DATASET RECORDS

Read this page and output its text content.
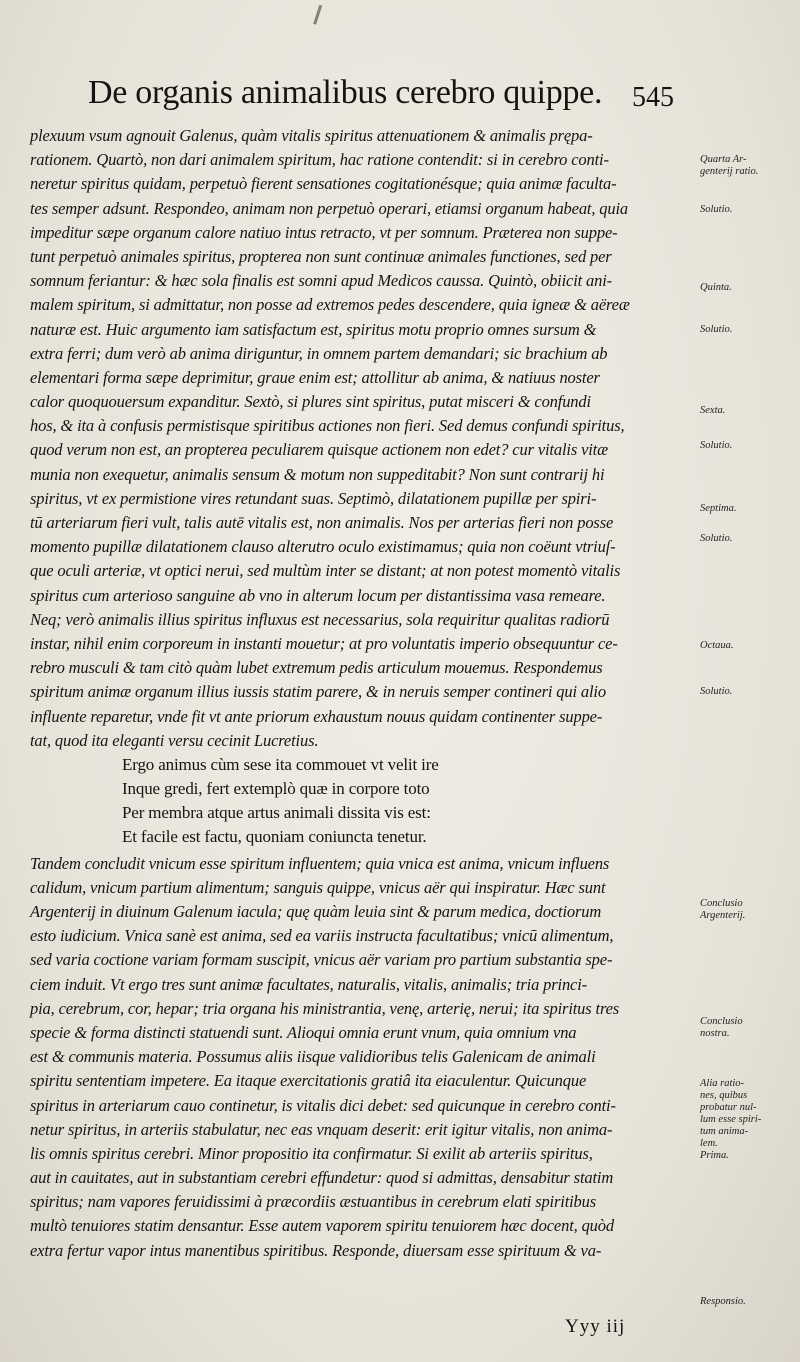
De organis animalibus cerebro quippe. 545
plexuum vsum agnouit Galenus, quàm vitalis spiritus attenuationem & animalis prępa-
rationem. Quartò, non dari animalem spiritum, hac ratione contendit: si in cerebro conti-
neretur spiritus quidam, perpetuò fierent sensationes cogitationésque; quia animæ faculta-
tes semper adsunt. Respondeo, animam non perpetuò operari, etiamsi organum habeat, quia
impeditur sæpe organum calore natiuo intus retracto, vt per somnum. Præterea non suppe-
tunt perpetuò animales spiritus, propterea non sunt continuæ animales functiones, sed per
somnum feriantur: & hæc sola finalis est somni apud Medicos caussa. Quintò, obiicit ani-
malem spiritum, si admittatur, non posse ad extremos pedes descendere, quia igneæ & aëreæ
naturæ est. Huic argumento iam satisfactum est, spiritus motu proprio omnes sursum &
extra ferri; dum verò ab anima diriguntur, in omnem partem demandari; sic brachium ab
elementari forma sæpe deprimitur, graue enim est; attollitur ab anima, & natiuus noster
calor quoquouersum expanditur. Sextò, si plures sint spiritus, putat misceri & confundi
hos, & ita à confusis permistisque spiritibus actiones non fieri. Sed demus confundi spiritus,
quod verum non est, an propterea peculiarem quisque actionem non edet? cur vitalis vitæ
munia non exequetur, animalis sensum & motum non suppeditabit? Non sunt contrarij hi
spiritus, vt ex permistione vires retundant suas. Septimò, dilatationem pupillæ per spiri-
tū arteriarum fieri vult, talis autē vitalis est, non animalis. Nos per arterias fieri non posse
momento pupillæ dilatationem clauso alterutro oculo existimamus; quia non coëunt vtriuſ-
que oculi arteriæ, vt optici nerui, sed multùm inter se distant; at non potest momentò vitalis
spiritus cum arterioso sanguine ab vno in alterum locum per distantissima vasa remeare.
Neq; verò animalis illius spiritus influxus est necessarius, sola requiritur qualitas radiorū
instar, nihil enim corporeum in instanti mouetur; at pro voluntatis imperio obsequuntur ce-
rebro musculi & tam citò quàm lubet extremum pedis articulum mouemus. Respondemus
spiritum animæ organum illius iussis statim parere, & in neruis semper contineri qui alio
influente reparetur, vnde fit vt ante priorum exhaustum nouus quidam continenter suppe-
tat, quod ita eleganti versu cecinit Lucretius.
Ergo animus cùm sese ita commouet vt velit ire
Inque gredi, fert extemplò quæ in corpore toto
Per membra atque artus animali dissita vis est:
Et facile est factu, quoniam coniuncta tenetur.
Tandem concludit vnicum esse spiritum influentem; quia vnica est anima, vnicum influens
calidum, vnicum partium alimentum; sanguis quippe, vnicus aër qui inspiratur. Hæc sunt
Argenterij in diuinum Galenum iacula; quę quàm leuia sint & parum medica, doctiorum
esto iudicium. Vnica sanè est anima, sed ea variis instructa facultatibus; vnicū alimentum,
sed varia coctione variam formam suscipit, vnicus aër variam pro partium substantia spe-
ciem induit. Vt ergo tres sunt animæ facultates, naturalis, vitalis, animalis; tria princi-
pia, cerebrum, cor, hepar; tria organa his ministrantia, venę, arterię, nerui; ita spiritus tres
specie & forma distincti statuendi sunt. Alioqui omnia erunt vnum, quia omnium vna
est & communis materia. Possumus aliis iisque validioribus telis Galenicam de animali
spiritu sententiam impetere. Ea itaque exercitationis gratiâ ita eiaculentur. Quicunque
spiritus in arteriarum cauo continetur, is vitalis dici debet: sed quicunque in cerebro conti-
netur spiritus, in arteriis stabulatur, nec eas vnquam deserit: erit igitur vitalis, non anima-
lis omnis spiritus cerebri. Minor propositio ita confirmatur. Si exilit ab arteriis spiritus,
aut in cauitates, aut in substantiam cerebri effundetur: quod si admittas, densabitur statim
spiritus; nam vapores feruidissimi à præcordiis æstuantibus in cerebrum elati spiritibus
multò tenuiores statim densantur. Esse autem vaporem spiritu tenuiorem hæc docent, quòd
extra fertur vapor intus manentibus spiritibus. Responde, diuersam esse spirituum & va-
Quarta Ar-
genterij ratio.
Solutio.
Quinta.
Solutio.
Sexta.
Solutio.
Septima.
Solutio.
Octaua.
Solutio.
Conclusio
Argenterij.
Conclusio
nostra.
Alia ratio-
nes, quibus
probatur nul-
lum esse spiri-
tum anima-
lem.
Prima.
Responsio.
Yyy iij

...

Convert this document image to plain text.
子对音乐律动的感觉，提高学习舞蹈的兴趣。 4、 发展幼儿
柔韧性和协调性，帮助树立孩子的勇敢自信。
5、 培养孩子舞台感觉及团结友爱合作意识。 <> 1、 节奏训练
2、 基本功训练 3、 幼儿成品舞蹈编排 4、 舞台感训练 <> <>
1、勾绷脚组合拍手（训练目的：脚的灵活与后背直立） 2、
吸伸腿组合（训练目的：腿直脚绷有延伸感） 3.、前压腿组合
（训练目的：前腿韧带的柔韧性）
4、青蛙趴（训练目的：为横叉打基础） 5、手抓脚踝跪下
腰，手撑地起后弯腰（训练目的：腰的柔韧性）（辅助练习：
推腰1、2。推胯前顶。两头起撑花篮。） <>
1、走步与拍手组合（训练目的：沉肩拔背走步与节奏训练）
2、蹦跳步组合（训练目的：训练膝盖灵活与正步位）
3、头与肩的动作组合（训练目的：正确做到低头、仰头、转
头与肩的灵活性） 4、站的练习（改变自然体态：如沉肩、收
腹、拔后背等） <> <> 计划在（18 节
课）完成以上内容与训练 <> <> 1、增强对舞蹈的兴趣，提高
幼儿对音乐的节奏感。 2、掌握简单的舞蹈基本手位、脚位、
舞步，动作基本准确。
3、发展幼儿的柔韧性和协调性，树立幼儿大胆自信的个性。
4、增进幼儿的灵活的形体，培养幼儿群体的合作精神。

GOAL OF THE EXERCISE
In the material above, tally every line with the string "sola" in it, then give that number alone.

ANSWER TO THE EXERCISE
2